» GIVEN DATA:
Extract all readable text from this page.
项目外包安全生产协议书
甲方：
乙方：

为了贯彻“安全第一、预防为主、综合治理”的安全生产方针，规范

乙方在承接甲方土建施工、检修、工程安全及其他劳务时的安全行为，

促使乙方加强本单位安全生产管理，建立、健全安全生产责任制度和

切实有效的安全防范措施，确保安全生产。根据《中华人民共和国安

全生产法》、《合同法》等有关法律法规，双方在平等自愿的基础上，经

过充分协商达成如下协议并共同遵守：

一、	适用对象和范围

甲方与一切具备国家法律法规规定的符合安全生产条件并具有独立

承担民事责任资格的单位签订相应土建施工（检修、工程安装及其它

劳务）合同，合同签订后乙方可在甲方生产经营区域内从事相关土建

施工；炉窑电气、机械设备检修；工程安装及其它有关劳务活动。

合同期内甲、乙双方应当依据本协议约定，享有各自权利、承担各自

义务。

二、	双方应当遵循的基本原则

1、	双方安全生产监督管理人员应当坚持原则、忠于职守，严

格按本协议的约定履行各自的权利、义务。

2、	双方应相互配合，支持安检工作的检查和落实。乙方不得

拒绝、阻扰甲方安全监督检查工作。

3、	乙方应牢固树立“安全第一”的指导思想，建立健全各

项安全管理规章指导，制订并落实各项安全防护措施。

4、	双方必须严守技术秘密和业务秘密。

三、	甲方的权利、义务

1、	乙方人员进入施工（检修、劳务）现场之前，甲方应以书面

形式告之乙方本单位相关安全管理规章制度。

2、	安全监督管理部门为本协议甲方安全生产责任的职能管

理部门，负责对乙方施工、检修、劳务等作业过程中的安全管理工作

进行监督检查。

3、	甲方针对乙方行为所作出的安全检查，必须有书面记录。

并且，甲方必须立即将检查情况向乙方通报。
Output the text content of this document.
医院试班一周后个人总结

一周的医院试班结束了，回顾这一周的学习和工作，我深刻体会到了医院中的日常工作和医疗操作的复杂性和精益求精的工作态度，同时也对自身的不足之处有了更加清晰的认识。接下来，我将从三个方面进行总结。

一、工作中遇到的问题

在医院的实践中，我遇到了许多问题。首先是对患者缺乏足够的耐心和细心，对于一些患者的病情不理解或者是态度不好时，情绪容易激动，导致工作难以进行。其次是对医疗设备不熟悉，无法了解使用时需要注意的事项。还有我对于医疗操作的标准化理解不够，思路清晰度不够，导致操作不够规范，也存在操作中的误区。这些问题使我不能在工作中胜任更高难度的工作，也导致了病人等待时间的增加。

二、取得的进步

» TASK: Transcribe the records above exactly as they appear.

» THE OUTPUT:
Extract all readable text from this page.
项目外包安全生产协议书
甲方：
乙方：

为了贯彻“安全第一、预防为主、综合治理”的安全生产方针，规范

乙方在承接甲方土建施工、检修、工程安全及其他劳务时的安全行为，

促使乙方加强本单位安全生产管理，建立、健全安全生产责任制度和

切实有效的安全防范措施，确保安全生产。根据《中华人民共和国安

全生产法》、《合同法》等有关法律法规，双方在平等自愿的基础上，经

过充分协商达成如下协议并共同遵守：

一、	适用对象和范围

甲方与一切具备国家法律法规规定的符合安全生产条件并具有独立

承担民事责任资格的单位签订相应土建施工（检修、工程安装及其它

劳务）合同，合同签订后乙方可在甲方生产经营区域内从事相关土建

施工；炉窑电气、机械设备检修；工程安装及其它有关劳务活动。

合同期内甲、乙双方应当依据本协议约定，享有各自权利、承担各自

义务。

二、	双方应当遵循的基本原则

1、	双方安全生产监督管理人员应当坚持原则、忠于职守，严

格按本协议的约定履行各自的权利、义务。

2、	双方应相互配合，支持安检工作的检查和落实。乙方不得

拒绝、阻扰甲方安全监督检查工作。

3、	乙方应牢固树立“安全第一”的指导思想，建立健全各

项安全管理规章指导，制订并落实各项安全防护措施。

4、	双方必须严守技术秘密和业务秘密。

三、	甲方的权利、义务

1、	乙方人员进入施工（检修、劳务）现场之前，甲方应以书面

形式告之乙方本单位相关安全管理规章制度。

2、	安全监督管理部门为本协议甲方安全生产责任的职能管

理部门，负责对乙方施工、检修、劳务等作业过程中的安全管理工作

进行监督检查。

3、	甲方针对乙方行为所作出的安全检查，必须有书面记录。

并且，甲方必须立即将检查情况向乙方通报。
Output the text content of this document.
医院试班一周后个人总结

一周的医院试班结束了，回顾这一周的学习和工作，我深刻体会到了医院中的日常工作和医疗操作的复杂性和精益求精的工作态度，同时也对自身的不足之处有了更加清晰的认识。接下来，我将从三个方面进行总结。

一、工作中遇到的问题

在医院的实践中，我遇到了许多问题。首先是对患者缺乏足够的耐心和细心，对于一些患者的病情不理解或者是态度不好时，情绪容易激动，导致工作难以进行。其次是对医疗设备不熟悉，无法了解使用时需要注意的事项。还有我对于医疗操作的标准化理解不够，思路清晰度不够，导致操作不够规范，也存在操作中的误区。这些问题使我不能在工作中胜任更高难度的工作，也导致了病人等待时间的增加。

二、取得的进步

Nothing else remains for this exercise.